## [AIM]
Each entry below should be returned exactly as is, with the pictures removed.

## [PROVIDED RECORDS]

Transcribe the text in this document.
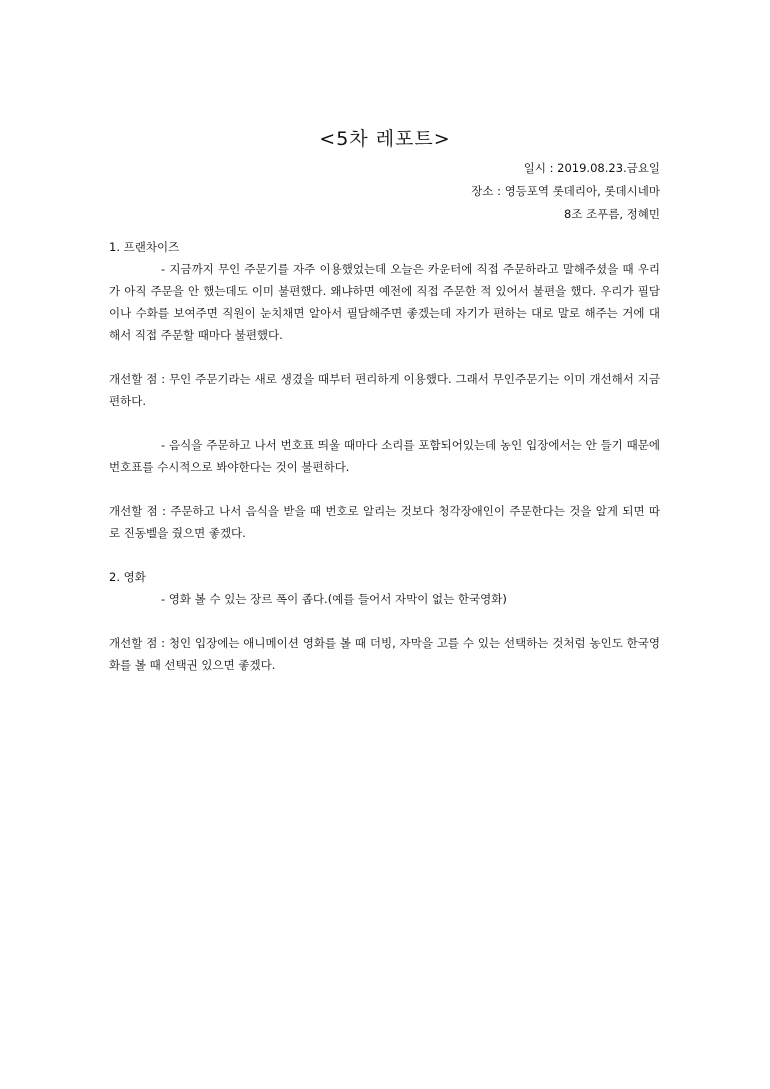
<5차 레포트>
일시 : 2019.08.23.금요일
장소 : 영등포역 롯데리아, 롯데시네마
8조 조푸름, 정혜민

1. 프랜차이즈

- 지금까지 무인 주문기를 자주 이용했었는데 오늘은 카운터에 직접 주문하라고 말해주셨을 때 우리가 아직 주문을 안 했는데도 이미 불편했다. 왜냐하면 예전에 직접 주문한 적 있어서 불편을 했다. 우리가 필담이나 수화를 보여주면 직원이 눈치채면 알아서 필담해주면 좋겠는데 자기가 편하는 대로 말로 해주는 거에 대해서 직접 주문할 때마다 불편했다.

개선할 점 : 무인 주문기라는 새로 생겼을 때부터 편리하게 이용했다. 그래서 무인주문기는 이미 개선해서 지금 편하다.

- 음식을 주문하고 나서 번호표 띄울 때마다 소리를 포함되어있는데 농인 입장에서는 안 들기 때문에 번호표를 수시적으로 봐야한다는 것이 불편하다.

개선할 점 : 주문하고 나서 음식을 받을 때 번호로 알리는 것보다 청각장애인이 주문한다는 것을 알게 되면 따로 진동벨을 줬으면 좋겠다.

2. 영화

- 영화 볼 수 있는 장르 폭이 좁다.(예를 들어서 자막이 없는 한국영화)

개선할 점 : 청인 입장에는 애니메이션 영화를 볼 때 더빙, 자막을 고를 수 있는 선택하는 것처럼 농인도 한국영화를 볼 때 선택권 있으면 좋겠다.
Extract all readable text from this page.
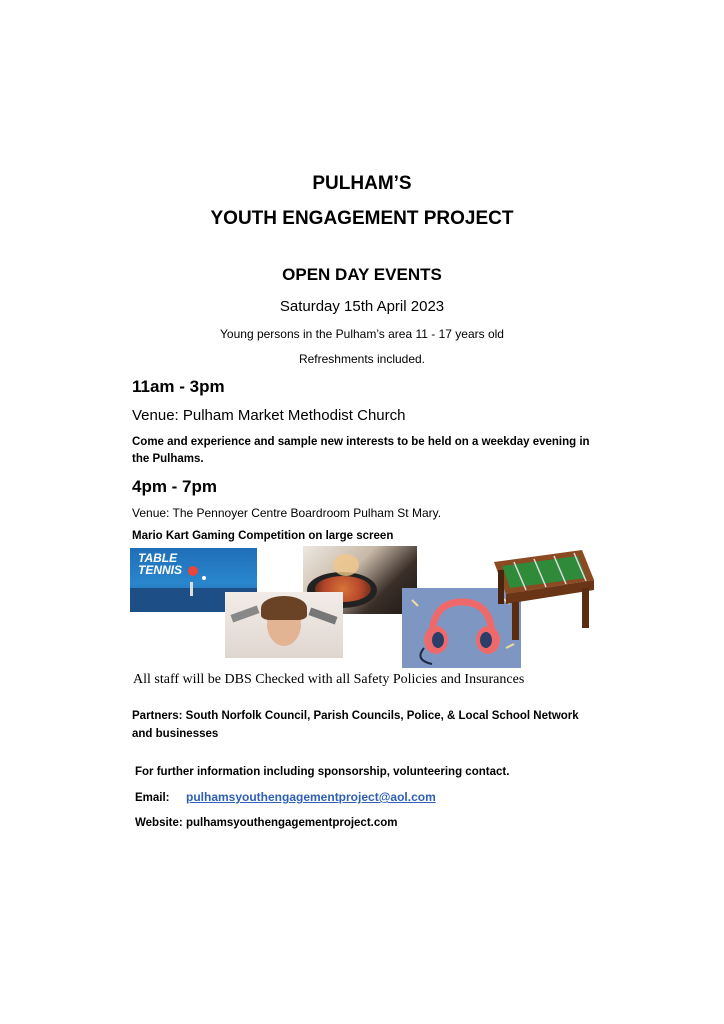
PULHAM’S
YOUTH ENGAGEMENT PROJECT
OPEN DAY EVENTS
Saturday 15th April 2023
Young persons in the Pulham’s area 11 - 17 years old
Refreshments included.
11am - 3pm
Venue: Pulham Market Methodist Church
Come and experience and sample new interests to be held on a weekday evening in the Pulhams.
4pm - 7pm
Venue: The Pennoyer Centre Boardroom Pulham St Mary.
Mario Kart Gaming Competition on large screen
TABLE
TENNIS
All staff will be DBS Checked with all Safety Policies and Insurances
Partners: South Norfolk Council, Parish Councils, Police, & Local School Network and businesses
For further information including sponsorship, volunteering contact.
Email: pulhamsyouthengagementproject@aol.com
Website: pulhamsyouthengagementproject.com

## [ANSWER TO THE TASK]
Transcribe the text in this document.
<5차 레포트>
일시 : 2019.08.23.금요일
장소 : 영등포역 롯데리아, 롯데시네마
8조 조푸름, 정혜민

1. 프랜차이즈

- 지금까지 무인 주문기를 자주 이용했었는데 오늘은 카운터에 직접 주문하라고 말해주셨을 때 우리가 아직 주문을 안 했는데도 이미 불편했다. 왜냐하면 예전에 직접 주문한 적 있어서 불편을 했다. 우리가 필담이나 수화를 보여주면 직원이 눈치채면 알아서 필담해주면 좋겠는데 자기가 편하는 대로 말로 해주는 거에 대해서 직접 주문할 때마다 불편했다.

개선할 점 : 무인 주문기라는 새로 생겼을 때부터 편리하게 이용했다. 그래서 무인주문기는 이미 개선해서 지금 편하다.

- 음식을 주문하고 나서 번호표 띄울 때마다 소리를 포함되어있는데 농인 입장에서는 안 들기 때문에 번호표를 수시적으로 봐야한다는 것이 불편하다.

개선할 점 : 주문하고 나서 음식을 받을 때 번호로 알리는 것보다 청각장애인이 주문한다는 것을 알게 되면 따로 진동벨을 줬으면 좋겠다.

2. 영화

- 영화 볼 수 있는 장르 폭이 좁다.(예를 들어서 자막이 없는 한국영화)

개선할 점 : 청인 입장에는 애니메이션 영화를 볼 때 더빙, 자막을 고를 수 있는 선택하는 것처럼 농인도 한국영화를 볼 때 선택권 있으면 좋겠다.
Extract all readable text from this page.
PULHAM’S
YOUTH ENGAGEMENT PROJECT
OPEN DAY EVENTS
Saturday 15th April 2023
Young persons in the Pulham’s area 11 - 17 years old
Refreshments included.
11am - 3pm
Venue: Pulham Market Methodist Church
Come and experience and sample new interests to be held on a weekday evening in the Pulhams.
4pm - 7pm
Venue: The Pennoyer Centre Boardroom Pulham St Mary.
Mario Kart Gaming Competition on large screen
TABLE
TENNIS
All staff will be DBS Checked with all Safety Policies and Insurances
Partners: South Norfolk Council, Parish Councils, Police, & Local School Network and businesses
For further information including sponsorship, volunteering contact.
Email: pulhamsyouthengagementproject@aol.com
Website: pulhamsyouthengagementproject.com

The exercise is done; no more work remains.